◆ Document excerpt:
Put me down as a 'maybe' please.  It depends on where the teen boy is playing football and if I can get back on time.


----------



## aqua (Jan 8, 2012)

jesus I'm aged 12  "juicy pork buns" just had me sniggering like a fucking child


----------



## BigTom (Jan 8, 2012)

lol, assumed it would post here when I put that I'd come onto the event, but turns out it posts on the event bit itself, you learn something new every day.
Anyway, I'll be there


----------



## Kidda (Jan 8, 2012)

moomoo said:


> Put me down as a 'maybe' please. It depends on where the teen boy is playing football and if I can get back on time.


Shall we sort out a baby cuddles rota in advance? (she has teeth (ish) now though, so we may need to make sure she's nom'ing on something first)


----------



## aqua (Jan 8, 2012)

she has 2! who knows how many by this date! I reckon she's growing them just for chinese food


----------



## purenarcotic (Jan 8, 2012)

I am excited already


----------



## Kidda (Jan 8, 2012)

aqua said:


> she has 2! who knows how many by this date! I reckon she's growing them just for chinese food


I don't like chinese food, she can have mine. Ima coming for the Pickle cuddles


----------



## moomoo (Jan 8, 2012)

◆ Data shown:
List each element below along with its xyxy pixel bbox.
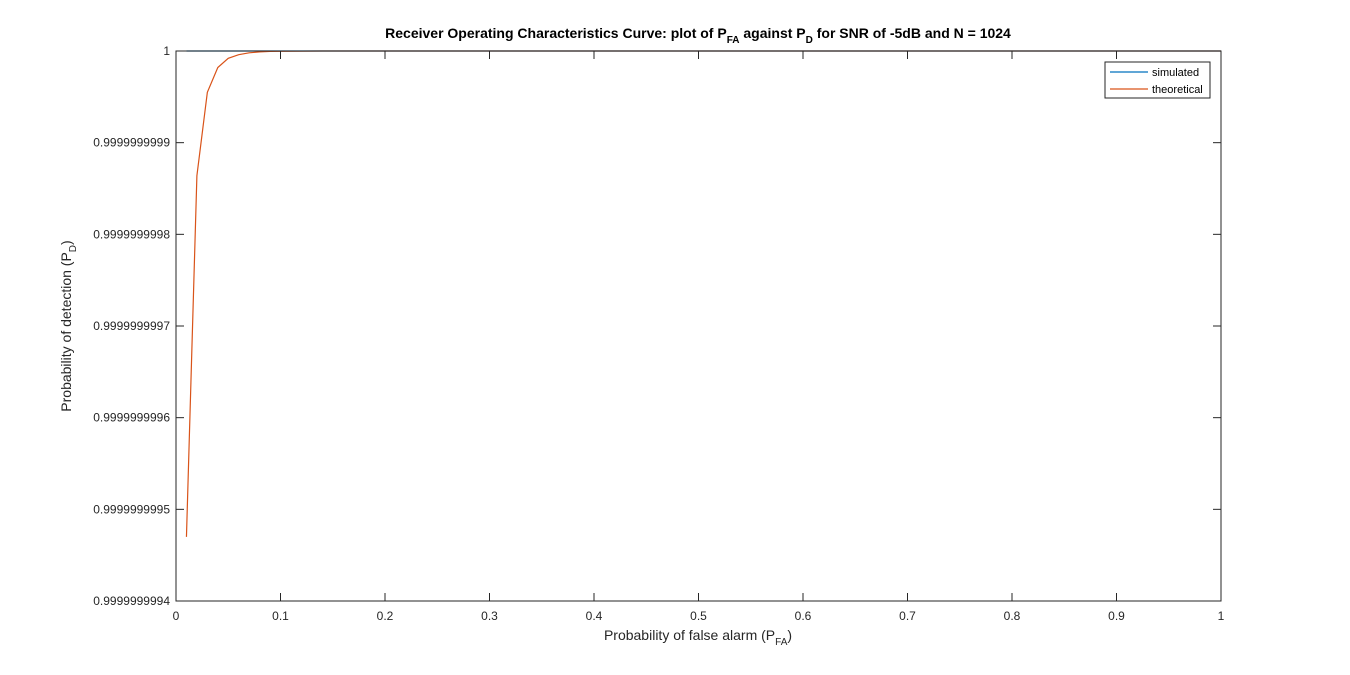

◆ Exercises to complete:
a) Answer these questions using the forum thread.
(i) What two things does the first post say the "maybe" depends on?
(ii) How many teeth does aqua say the baby has?
(iii) Which kind of food does Kidda say they don't like?
b) List every distinct username that appears in a post heading in the forum thread.
c) Based on the forum thread, state whether each statement is true, and support each answer with a quotation.
(i) BigTom says he will attend.
(ii) Kidda enjoys Chinese food.
(iii) purenarcotic says they are already excited.
The lines play no part in the tasks.

◆ Solutions per task:
a)
(i) Where the teen boy is playing football and whether the poster can get back on time.
(ii) 2.
(iii) Chinese food.

b) aqua, BigTom, Kidda, purenarcotic, moomoo

c)
(i) Yes: "Anyway, I'll be there"
(ii) No: "I don't like chinese food, she can have mine."
(iii) Yes: "I am excited already"